--- START Provided text ---

But once again, we're in really early days and I think there's going to be a fairly extensive period before those provinces even develop a position on nuclear generation.
Hal Kvisle - President, CEO
And Sam, it's Hal. I'd just add to that, that on many of these complicated development projects, we're really pressing for some sort of regulatory clarity, some sort of clarity around the government approval process, before we get too far into them. You could say we've learned something in the Mackenzie, but I think particularly with nuclear plants in Alberta or Saskatchewan or the Slave River hydro project, all of these kinds of things; we want to see a clear roadmap as to how we're going to get through it before we get too far into it.
And the governments are generally supportive of the plans we've put out. And we now need to work with those host governments and the regulatory authorities to figure out how do we get through what has become quite difficult regulatory water on many fronts.
Sam Kanes - Analyst
Thanks Hal.
Hal Kvisle - President, CEO
Thank you Sam.
Operator
Your next question will be from Faisel Khan from Citigroup. Please go ahead. Your line is now open.
Faisel Khan - Analyst
Good afternoon. In terms of funding all the projects, you talked about having -- having future offerings of up to $3 billion; (inaudible) talked about possible asset portfolio divestitures. Is there a particular part of your portfolio that would be susceptible to sales or are you looking at-- is everything on the table?
Hal Kvisle - President, CEO
I think the broad comment I'd make on that would be that we would make decisions to hold or divest of an asset based on its remaining potential for value creation. If an asset is mature and we don't see significant strategic value in retaining it to pursue other objectives, and we think we can get pretty full value in the market, then that would certainly be a candidate.
But we don't have a lot in our portfolio right now that would fall into that category. We're pretty comfortable with the assets that we hold on the pipe side. Our different pipelines give us great strategic advantage in pursuing everything from crude oil conversions through US Rockies gas to Mackenzie in Alaska and connecting LNG in the East.
On the pipe side, we're comfortable on the power side. We've been pretty disciplined about sticking to our Western region and our Eastern region and Bruce. And so we don't have a lot of scattered-- what I might call non-core assets. The suite we've got right now is pretty good.
So I wouldn't see a lot of strategically-driven divestments. We may from time to time have a financial reason why we may want to sell something to raise money. But as Greg pointed out, that's a near-term priority. Greg, would you add to that?
Greg Lohnes - CFO
I'd just say that portfolio management includes the wide suite of things that we could undertake. We mentioned before that we monitor the potential from drop downs into our LP where we would maintain control of the assets. And we also from time to time talk about partnering with strategic partners who an interest in assets that have a very long life and very stable cash flow. So I'd take that in the broad context.
Faisel Khan - Analyst
Okay. With regards to the Keystone Pipeline, is there a particular grade of crude that the producers are looking to bring down to the Gulf Coast or is it kind of a mix of everything?

--- END Provided text ---
--- START Data supplied ---

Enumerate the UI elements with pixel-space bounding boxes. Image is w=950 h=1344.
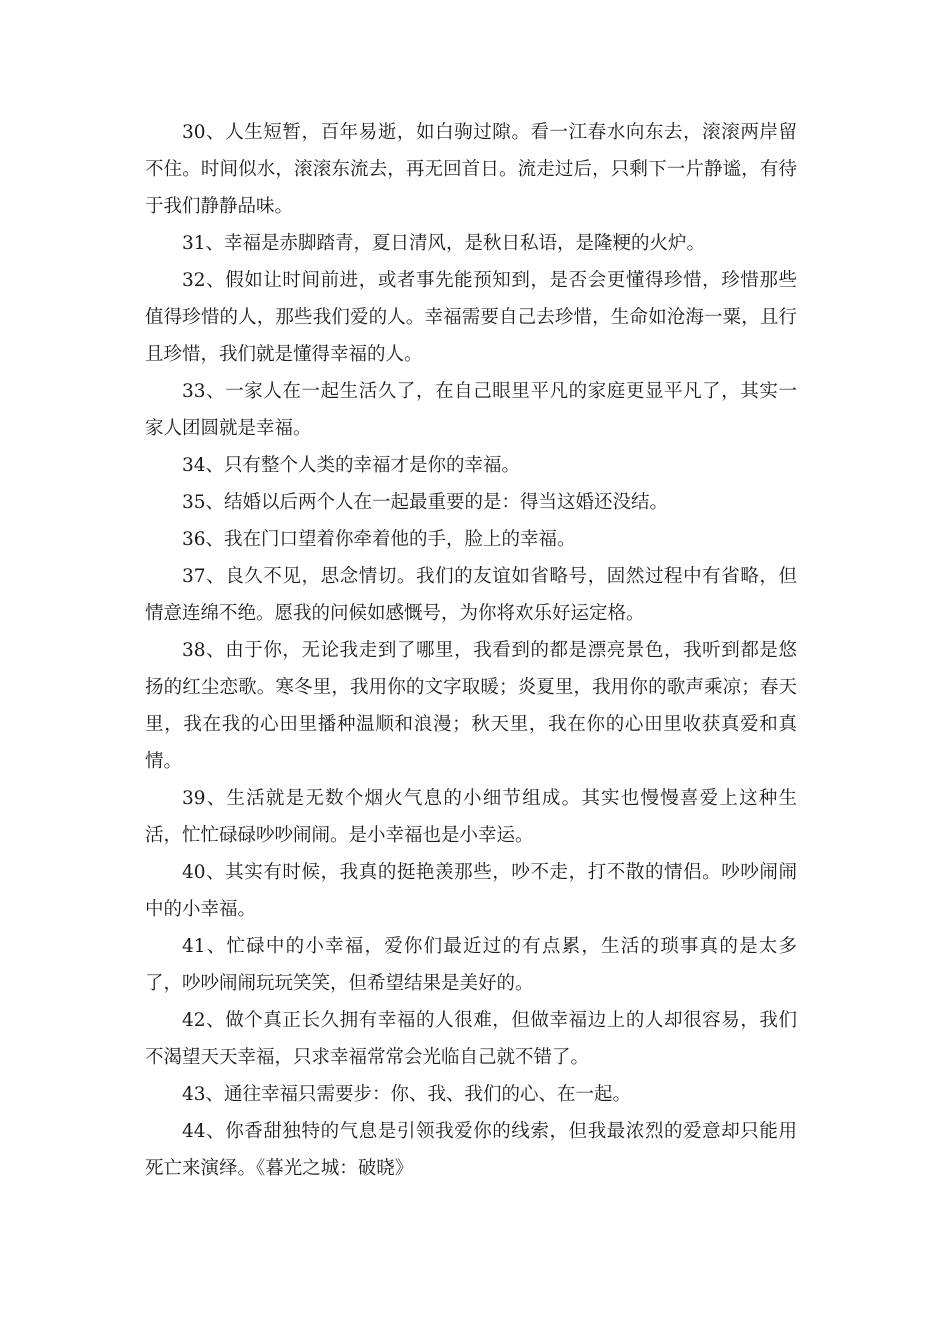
paragraph-32: 32、假如让时间前进，或者事先能预知到，是否会更懂得珍惜，珍惜那些值得珍惜的人，那些我们爱的人。幸福需要自己去珍惜，生命如沧海一粟，且行且珍惜，我们就是懂得幸福的人。	[145, 270, 797, 365]
paragraph-43: 43、通往幸福只需要步：你、我、我们的心、在一起。	[182, 1084, 632, 1105]
paragraph-38: 38、由于你，无论我走到了哪里，我看到的都是漂亮景色，我听到都是悠扬的红尘恋歌。寒冬里，我用你的文字取暖；炎夏里，我用你的歌声乘凉；春天里，我在我的心田里播种温顺和浪漫；秋天里，我在你的心田里收获真爱和真情。	[145, 640, 797, 772]
paragraph-36: 36、我在门口望着你牵着他的手，脸上的幸福。	[182, 529, 576, 550]
paragraph-44: 44、你香甜独特的气息是引领我爱你的线索，但我最浓烈的爱意却只能用死亡来演绎。《暮光之城：破晓》	[145, 1121, 797, 1179]
paragraph-35: 35、结婚以后两个人在一起最重要的是：得当这婚还没结。	[182, 492, 669, 513]
paragraph-41: 41、忙碌中的小幸福，爱你们最近过的有点累，生活的琐事真的是太多了，吵吵闹闹玩玩笑笑，但希望结果是美好的。	[145, 936, 797, 994]
paragraph-31: 31、幸福是赤脚踏青，夏日清风，是秋日私语，是隆粳的火炉。	[182, 233, 706, 254]
paragraph-42: 42、做个真正长久拥有幸福的人很难，但做幸福边上的人却很容易，我们不渴望天天幸福，只求幸福常常会光临自己就不错了。	[145, 1010, 797, 1068]
paragraph-30: 30、人生短暂，百年易逝，如白驹过隙。看一江春水向东去，滚滚两岸留不住。时间似水，滚滚东流去，再无回首日。流走过后，只剩下一片静谧，有待于我们静静品味。	[145, 122, 797, 217]
document-body	[145, 114, 797, 1187]
paragraph-39: 39、生活就是无数个烟火气息的小细节组成。其实也慢慢喜爱上这种生活，忙忙碌碌吵吵闹闹。是小幸福也是小幸运。	[145, 788, 797, 846]
paragraph-37: 37、良久不见，思念情切。我们的友谊如省略号，固然过程中有省略，但情意连绵不绝。愿我的问候如感慨号，为你将欢乐好运定格。	[145, 566, 797, 624]
paragraph-34: 34、只有整个人类的幸福才是你的幸福。	[182, 455, 521, 476]
paragraph-40: 40、其实有时候，我真的挺艳羡那些，吵不走，打不散的情侣。吵吵闹闹中的小幸福。	[145, 862, 797, 920]
paragraph-33: 33、一家人在一起生活久了，在自己眼里平凡的家庭更显平凡了，其实一家人团圆就是幸福。	[145, 381, 797, 439]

--- END Data supplied ---

Answer these questions about the call transcript above, one line each:
(a) Which hydro project does Hal Kvisle mention together with nuclear plants in Alberta or Saskatchewan?
(b) How large could the future offerings be, according to Faisel Khan?
(c) Besides the Western region and the Eastern region, what does Hal Kvisle say the company has stuck to on the power side?

§ Final result:
(a) The Slave River hydro project.
(b) Up to $3 billion.
(c) Bruce.